___ SOURCE RECORDS
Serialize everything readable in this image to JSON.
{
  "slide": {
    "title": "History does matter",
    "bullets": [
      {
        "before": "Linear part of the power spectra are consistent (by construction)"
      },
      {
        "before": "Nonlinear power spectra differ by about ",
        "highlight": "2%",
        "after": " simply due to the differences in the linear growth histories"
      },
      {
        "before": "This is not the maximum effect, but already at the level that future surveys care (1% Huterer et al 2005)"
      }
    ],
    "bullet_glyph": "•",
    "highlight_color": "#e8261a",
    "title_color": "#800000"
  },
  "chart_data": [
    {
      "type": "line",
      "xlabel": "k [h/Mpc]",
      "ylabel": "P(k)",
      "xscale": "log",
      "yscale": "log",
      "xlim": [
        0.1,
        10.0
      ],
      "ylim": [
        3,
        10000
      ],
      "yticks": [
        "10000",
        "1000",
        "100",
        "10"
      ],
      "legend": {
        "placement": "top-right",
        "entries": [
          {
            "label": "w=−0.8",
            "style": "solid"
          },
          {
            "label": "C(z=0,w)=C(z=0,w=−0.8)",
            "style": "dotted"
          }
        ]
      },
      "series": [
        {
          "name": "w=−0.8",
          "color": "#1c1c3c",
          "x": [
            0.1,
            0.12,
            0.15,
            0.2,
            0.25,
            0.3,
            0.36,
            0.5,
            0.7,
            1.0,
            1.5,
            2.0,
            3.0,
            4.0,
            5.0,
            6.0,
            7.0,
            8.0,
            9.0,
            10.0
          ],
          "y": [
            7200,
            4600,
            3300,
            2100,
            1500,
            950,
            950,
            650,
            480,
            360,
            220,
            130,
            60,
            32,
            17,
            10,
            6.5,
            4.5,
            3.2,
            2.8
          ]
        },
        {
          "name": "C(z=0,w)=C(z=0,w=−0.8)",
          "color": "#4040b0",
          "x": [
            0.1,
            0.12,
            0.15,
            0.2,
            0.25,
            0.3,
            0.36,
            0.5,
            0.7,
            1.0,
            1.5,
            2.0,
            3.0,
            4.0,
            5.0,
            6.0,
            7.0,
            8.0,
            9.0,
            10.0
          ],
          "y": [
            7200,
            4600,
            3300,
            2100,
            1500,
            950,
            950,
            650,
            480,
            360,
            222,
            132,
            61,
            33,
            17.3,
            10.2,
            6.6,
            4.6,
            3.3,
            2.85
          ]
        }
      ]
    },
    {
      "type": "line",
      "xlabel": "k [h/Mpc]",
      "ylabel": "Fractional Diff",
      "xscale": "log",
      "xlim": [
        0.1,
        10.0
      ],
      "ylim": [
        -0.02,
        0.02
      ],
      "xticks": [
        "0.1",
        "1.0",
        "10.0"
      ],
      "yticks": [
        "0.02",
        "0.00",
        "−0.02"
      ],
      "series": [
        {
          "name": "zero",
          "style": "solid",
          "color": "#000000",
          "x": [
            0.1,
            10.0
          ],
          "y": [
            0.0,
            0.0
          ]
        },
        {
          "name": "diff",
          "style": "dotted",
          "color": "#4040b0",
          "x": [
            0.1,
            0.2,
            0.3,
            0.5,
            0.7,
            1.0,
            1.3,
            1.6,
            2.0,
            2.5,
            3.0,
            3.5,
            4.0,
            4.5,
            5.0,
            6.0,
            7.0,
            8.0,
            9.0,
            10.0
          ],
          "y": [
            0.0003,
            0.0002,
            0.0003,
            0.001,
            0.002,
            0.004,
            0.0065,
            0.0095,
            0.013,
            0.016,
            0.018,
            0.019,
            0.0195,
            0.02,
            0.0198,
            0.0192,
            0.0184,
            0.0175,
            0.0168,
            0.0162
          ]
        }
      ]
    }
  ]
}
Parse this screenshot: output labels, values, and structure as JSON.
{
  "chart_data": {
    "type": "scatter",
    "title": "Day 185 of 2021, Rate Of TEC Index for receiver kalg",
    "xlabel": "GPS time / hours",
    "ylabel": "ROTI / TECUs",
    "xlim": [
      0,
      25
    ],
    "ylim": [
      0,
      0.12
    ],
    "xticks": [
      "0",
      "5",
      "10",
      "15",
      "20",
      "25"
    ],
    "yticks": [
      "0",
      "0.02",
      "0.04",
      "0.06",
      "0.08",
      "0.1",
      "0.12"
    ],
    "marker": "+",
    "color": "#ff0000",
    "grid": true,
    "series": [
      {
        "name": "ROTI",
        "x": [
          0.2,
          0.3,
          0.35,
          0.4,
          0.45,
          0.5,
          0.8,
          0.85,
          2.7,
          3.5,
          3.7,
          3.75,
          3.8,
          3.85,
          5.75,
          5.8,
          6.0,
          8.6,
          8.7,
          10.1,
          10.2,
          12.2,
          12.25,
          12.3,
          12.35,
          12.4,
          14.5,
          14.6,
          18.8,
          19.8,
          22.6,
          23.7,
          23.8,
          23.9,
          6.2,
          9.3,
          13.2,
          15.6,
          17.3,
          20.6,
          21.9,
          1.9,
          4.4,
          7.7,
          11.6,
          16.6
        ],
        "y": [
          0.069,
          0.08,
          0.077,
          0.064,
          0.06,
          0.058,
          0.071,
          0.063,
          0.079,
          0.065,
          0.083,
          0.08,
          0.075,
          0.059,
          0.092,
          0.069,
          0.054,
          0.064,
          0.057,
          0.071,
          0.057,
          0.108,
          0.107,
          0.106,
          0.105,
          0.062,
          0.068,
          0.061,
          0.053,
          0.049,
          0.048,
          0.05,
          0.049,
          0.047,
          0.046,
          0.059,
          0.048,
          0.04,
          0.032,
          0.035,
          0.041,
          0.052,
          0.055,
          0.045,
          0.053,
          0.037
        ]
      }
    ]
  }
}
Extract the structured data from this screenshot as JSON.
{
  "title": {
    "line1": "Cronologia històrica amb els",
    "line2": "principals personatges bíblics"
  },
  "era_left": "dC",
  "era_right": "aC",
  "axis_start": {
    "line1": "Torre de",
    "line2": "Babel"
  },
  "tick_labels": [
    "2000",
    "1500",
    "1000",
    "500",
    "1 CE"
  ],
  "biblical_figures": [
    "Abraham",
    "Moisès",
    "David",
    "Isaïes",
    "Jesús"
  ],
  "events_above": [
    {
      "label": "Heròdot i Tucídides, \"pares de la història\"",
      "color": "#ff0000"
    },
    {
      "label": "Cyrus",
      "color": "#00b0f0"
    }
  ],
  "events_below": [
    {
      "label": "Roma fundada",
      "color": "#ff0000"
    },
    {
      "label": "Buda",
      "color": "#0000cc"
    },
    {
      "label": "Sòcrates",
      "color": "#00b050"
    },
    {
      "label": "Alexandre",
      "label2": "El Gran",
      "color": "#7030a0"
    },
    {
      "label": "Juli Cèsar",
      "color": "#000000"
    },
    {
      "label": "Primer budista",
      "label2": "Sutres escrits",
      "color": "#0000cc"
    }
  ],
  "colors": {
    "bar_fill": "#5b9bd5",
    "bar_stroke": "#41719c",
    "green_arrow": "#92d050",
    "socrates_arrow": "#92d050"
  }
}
______
JOB
From the records above, extract every entry verbatim.

RESULT FOR THIS EXERCISE
Serialize everything readable in this image to JSON.
{
  "slide": {
    "title": "History does matter",
    "bullets": [
      {
        "before": "Linear part of the power spectra are consistent (by construction)"
      },
      {
        "before": "Nonlinear power spectra differ by about ",
        "highlight": "2%",
        "after": " simply due to the differences in the linear growth histories"
      },
      {
        "before": "This is not the maximum effect, but already at the level that future surveys care (1% Huterer et al 2005)"
      }
    ],
    "bullet_glyph": "•",
    "highlight_color": "#e8261a",
    "title_color": "#800000"
  },
  "chart_data": [
    {
      "type": "line",
      "xlabel": "k [h/Mpc]",
      "ylabel": "P(k)",
      "xscale": "log",
      "yscale": "log",
      "xlim": [
        0.1,
        10.0
      ],
      "ylim": [
        3,
        10000
      ],
      "yticks": [
        "10000",
        "1000",
        "100",
        "10"
      ],
      "legend": {
        "placement": "top-right",
        "entries": [
          {
            "label": "w=−0.8",
            "style": "solid"
          },
          {
            "label": "C(z=0,w)=C(z=0,w=−0.8)",
            "style": "dotted"
          }
        ]
      },
      "series": [
        {
          "name": "w=−0.8",
          "color": "#1c1c3c",
          "x": [
            0.1,
            0.12,
            0.15,
            0.2,
            0.25,
            0.3,
            0.36,
            0.5,
            0.7,
            1.0,
            1.5,
            2.0,
            3.0,
            4.0,
            5.0,
            6.0,
            7.0,
            8.0,
            9.0,
            10.0
          ],
          "y": [
            7200,
            4600,
            3300,
            2100,
            1500,
            950,
            950,
            650,
            480,
            360,
            220,
            130,
            60,
            32,
            17,
            10,
            6.5,
            4.5,
            3.2,
            2.8
          ]
        },
        {
          "name": "C(z=0,w)=C(z=0,w=−0.8)",
          "color": "#4040b0",
          "x": [
            0.1,
            0.12,
            0.15,
            0.2,
            0.25,
            0.3,
            0.36,
            0.5,
            0.7,
            1.0,
            1.5,
            2.0,
            3.0,
            4.0,
            5.0,
            6.0,
            7.0,
            8.0,
            9.0,
            10.0
          ],
          "y": [
            7200,
            4600,
            3300,
            2100,
            1500,
            950,
            950,
            650,
            480,
            360,
            222,
            132,
            61,
            33,
            17.3,
            10.2,
            6.6,
            4.6,
            3.3,
            2.85
          ]
        }
      ]
    },
    {
      "type": "line",
      "xlabel": "k [h/Mpc]",
      "ylabel": "Fractional Diff",
      "xscale": "log",
      "xlim": [
        0.1,
        10.0
      ],
      "ylim": [
        -0.02,
        0.02
      ],
      "xticks": [
        "0.1",
        "1.0",
        "10.0"
      ],
      "yticks": [
        "0.02",
        "0.00",
        "−0.02"
      ],
      "series": [
        {
          "name": "zero",
          "style": "solid",
          "color": "#000000",
          "x": [
            0.1,
            10.0
          ],
          "y": [
            0.0,
            0.0
          ]
        },
        {
          "name": "diff",
          "style": "dotted",
          "color": "#4040b0",
          "x": [
            0.1,
            0.2,
            0.3,
            0.5,
            0.7,
            1.0,
            1.3,
            1.6,
            2.0,
            2.5,
            3.0,
            3.5,
            4.0,
            4.5,
            5.0,
            6.0,
            7.0,
            8.0,
            9.0,
            10.0
          ],
          "y": [
            0.0003,
            0.0002,
            0.0003,
            0.001,
            0.002,
            0.004,
            0.0065,
            0.0095,
            0.013,
            0.016,
            0.018,
            0.019,
            0.0195,
            0.02,
            0.0198,
            0.0192,
            0.0184,
            0.0175,
            0.0168,
            0.0162
          ]
        }
      ]
    }
  ]
}
Parse this screenshot: output labels, values, and structure as JSON.
{
  "chart_data": {
    "type": "scatter",
    "title": "Day 185 of 2021, Rate Of TEC Index for receiver kalg",
    "xlabel": "GPS time / hours",
    "ylabel": "ROTI / TECUs",
    "xlim": [
      0,
      25
    ],
    "ylim": [
      0,
      0.12
    ],
    "xticks": [
      "0",
      "5",
      "10",
      "15",
      "20",
      "25"
    ],
    "yticks": [
      "0",
      "0.02",
      "0.04",
      "0.06",
      "0.08",
      "0.1",
      "0.12"
    ],
    "marker": "+",
    "color": "#ff0000",
    "grid": true,
    "series": [
      {
        "name": "ROTI",
        "x": [
          0.2,
          0.3,
          0.35,
          0.4,
          0.45,
          0.5,
          0.8,
          0.85,
          2.7,
          3.5,
          3.7,
          3.75,
          3.8,
          3.85,
          5.75,
          5.8,
          6.0,
          8.6,
          8.7,
          10.1,
          10.2,
          12.2,
          12.25,
          12.3,
          12.35,
          12.4,
          14.5,
          14.6,
          18.8,
          19.8,
          22.6,
          23.7,
          23.8,
          23.9,
          6.2,
          9.3,
          13.2,
          15.6,
          17.3,
          20.6,
          21.9,
          1.9,
          4.4,
          7.7,
          11.6,
          16.6
        ],
        "y": [
          0.069,
          0.08,
          0.077,
          0.064,
          0.06,
          0.058,
          0.071,
          0.063,
          0.079,
          0.065,
          0.083,
          0.08,
          0.075,
          0.059,
          0.092,
          0.069,
          0.054,
          0.064,
          0.057,
          0.071,
          0.057,
          0.108,
          0.107,
          0.106,
          0.105,
          0.062,
          0.068,
          0.061,
          0.053,
          0.049,
          0.048,
          0.05,
          0.049,
          0.047,
          0.046,
          0.059,
          0.048,
          0.04,
          0.032,
          0.035,
          0.041,
          0.052,
          0.055,
          0.045,
          0.053,
          0.037
        ]
      }
    ]
  }
}
Extract the structured data from this screenshot as JSON.
{
  "title": {
    "line1": "Cronologia històrica amb els",
    "line2": "principals personatges bíblics"
  },
  "era_left": "dC",
  "era_right": "aC",
  "axis_start": {
    "line1": "Torre de",
    "line2": "Babel"
  },
  "tick_labels": [
    "2000",
    "1500",
    "1000",
    "500",
    "1 CE"
  ],
  "biblical_figures": [
    "Abraham",
    "Moisès",
    "David",
    "Isaïes",
    "Jesús"
  ],
  "events_above": [
    {
      "label": "Heròdot i Tucídides, \"pares de la història\"",
      "color": "#ff0000"
    },
    {
      "label": "Cyrus",
      "color": "#00b0f0"
    }
  ],
  "events_below": [
    {
      "label": "Roma fundada",
      "color": "#ff0000"
    },
    {
      "label": "Buda",
      "color": "#0000cc"
    },
    {
      "label": "Sòcrates",
      "color": "#00b050"
    },
    {
      "label": "Alexandre",
      "label2": "El Gran",
      "color": "#7030a0"
    },
    {
      "label": "Juli Cèsar",
      "color": "#000000"
    },
    {
      "label": "Primer budista",
      "label2": "Sutres escrits",
      "color": "#0000cc"
    }
  ],
  "colors": {
    "bar_fill": "#5b9bd5",
    "bar_stroke": "#41719c",
    "green_arrow": "#92d050",
    "socrates_arrow": "#92d050"
  }
}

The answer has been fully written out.